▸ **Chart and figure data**
• • • •

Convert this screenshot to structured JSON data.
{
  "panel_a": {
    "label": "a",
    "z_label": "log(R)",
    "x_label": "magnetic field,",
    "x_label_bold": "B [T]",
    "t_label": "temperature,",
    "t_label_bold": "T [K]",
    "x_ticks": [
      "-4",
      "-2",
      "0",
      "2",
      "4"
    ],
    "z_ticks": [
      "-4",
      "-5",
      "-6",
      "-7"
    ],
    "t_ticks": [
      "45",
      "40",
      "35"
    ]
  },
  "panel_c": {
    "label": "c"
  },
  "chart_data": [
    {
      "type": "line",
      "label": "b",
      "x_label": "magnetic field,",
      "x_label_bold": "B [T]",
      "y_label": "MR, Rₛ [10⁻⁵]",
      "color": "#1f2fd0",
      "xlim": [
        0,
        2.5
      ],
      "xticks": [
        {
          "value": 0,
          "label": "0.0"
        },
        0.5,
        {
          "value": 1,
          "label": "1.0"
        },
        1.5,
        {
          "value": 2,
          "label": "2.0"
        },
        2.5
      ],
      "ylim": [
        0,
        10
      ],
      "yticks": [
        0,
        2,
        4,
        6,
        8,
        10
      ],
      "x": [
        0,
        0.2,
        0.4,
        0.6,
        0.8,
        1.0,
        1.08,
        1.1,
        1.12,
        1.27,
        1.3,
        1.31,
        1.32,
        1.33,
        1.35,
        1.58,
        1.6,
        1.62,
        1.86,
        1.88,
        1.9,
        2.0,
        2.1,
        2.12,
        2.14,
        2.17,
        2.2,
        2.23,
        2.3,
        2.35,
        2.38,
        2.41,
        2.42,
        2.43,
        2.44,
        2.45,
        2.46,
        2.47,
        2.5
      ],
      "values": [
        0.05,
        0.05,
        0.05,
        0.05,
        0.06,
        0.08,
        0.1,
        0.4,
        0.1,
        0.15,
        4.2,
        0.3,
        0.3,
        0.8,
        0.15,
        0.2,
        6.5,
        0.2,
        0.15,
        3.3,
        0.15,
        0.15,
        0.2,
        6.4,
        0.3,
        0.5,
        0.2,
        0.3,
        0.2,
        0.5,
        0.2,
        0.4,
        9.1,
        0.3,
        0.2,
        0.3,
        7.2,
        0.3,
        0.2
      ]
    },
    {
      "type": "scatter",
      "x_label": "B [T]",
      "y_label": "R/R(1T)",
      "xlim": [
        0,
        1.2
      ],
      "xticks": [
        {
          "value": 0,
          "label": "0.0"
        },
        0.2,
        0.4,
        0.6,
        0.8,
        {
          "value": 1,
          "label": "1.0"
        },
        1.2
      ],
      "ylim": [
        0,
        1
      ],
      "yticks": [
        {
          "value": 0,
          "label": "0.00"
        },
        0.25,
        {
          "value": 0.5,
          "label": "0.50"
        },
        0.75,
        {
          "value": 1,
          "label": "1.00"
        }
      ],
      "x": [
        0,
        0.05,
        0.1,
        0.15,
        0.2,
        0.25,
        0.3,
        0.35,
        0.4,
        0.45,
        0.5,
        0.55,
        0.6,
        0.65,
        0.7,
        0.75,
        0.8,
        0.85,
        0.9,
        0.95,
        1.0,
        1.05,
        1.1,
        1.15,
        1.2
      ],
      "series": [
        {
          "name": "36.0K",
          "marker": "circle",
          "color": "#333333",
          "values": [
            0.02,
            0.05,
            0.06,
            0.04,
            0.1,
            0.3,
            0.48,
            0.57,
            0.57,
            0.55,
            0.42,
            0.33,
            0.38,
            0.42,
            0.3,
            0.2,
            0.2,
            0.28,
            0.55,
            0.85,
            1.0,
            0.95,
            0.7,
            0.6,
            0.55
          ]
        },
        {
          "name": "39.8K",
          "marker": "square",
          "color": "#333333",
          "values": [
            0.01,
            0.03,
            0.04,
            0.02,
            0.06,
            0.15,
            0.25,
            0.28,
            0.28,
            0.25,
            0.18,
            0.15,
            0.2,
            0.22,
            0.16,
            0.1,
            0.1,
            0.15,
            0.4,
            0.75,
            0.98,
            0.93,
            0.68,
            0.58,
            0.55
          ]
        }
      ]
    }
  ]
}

• • • •

▸ **What to do**
Output the complete data exactly as written.

▸ **Problem solution**
Convert this screenshot to structured JSON data.
{
  "panel_a": {
    "label": "a",
    "z_label": "log(R)",
    "x_label": "magnetic field,",
    "x_label_bold": "B [T]",
    "t_label": "temperature,",
    "t_label_bold": "T [K]",
    "x_ticks": [
      "-4",
      "-2",
      "0",
      "2",
      "4"
    ],
    "z_ticks": [
      "-4",
      "-5",
      "-6",
      "-7"
    ],
    "t_ticks": [
      "45",
      "40",
      "35"
    ]
  },
  "panel_c": {
    "label": "c"
  },
  "chart_data": [
    {
      "type": "line",
      "label": "b",
      "x_label": "magnetic field,",
      "x_label_bold": "B [T]",
      "y_label": "MR, Rₛ [10⁻⁵]",
      "color": "#1f2fd0",
      "xlim": [
        0,
        2.5
      ],
      "xticks": [
        {
          "value": 0,
          "label": "0.0"
        },
        0.5,
        {
          "value": 1,
          "label": "1.0"
        },
        1.5,
        {
          "value": 2,
          "label": "2.0"
        },
        2.5
      ],
      "ylim": [
        0,
        10
      ],
      "yticks": [
        0,
        2,
        4,
        6,
        8,
        10
      ],
      "x": [
        0,
        0.2,
        0.4,
        0.6,
        0.8,
        1.0,
        1.08,
        1.1,
        1.12,
        1.27,
        1.3,
        1.31,
        1.32,
        1.33,
        1.35,
        1.58,
        1.6,
        1.62,
        1.86,
        1.88,
        1.9,
        2.0,
        2.1,
        2.12,
        2.14,
        2.17,
        2.2,
        2.23,
        2.3,
        2.35,
        2.38,
        2.41,
        2.42,
        2.43,
        2.44,
        2.45,
        2.46,
        2.47,
        2.5
      ],
      "values": [
        0.05,
        0.05,
        0.05,
        0.05,
        0.06,
        0.08,
        0.1,
        0.4,
        0.1,
        0.15,
        4.2,
        0.3,
        0.3,
        0.8,
        0.15,
        0.2,
        6.5,
        0.2,
        0.15,
        3.3,
        0.15,
        0.15,
        0.2,
        6.4,
        0.3,
        0.5,
        0.2,
        0.3,
        0.2,
        0.5,
        0.2,
        0.4,
        9.1,
        0.3,
        0.2,
        0.3,
        7.2,
        0.3,
        0.2
      ]
    },
    {
      "type": "scatter",
      "x_label": "B [T]",
      "y_label": "R/R(1T)",
      "xlim": [
        0,
        1.2
      ],
      "xticks": [
        {
          "value": 0,
          "label": "0.0"
        },
        0.2,
        0.4,
        0.6,
        0.8,
        {
          "value": 1,
          "label": "1.0"
        },
        1.2
      ],
      "ylim": [
        0,
        1
      ],
      "yticks": [
        {
          "value": 0,
          "label": "0.00"
        },
        0.25,
        {
          "value": 0.5,
          "label": "0.50"
        },
        0.75,
        {
          "value": 1,
          "label": "1.00"
        }
      ],
      "x": [
        0,
        0.05,
        0.1,
        0.15,
        0.2,
        0.25,
        0.3,
        0.35,
        0.4,
        0.45,
        0.5,
        0.55,
        0.6,
        0.65,
        0.7,
        0.75,
        0.8,
        0.85,
        0.9,
        0.95,
        1.0,
        1.05,
        1.1,
        1.15,
        1.2
      ],
      "series": [
        {
          "name": "36.0K",
          "marker": "circle",
          "color": "#333333",
          "values": [
            0.02,
            0.05,
            0.06,
            0.04,
            0.1,
            0.3,
            0.48,
            0.57,
            0.57,
            0.55,
            0.42,
            0.33,
            0.38,
            0.42,
            0.3,
            0.2,
            0.2,
            0.28,
            0.55,
            0.85,
            1.0,
            0.95,
            0.7,
            0.6,
            0.55
          ]
        },
        {
          "name": "39.8K",
          "marker": "square",
          "color": "#333333",
          "values": [
            0.01,
            0.03,
            0.04,
            0.02,
            0.06,
            0.15,
            0.25,
            0.28,
            0.28,
            0.25,
            0.18,
            0.15,
            0.2,
            0.22,
            0.16,
            0.1,
            0.1,
            0.15,
            0.4,
            0.75,
            0.98,
            0.93,
            0.68,
            0.58,
            0.55
          ]
        }
      ]
    }
  ]
}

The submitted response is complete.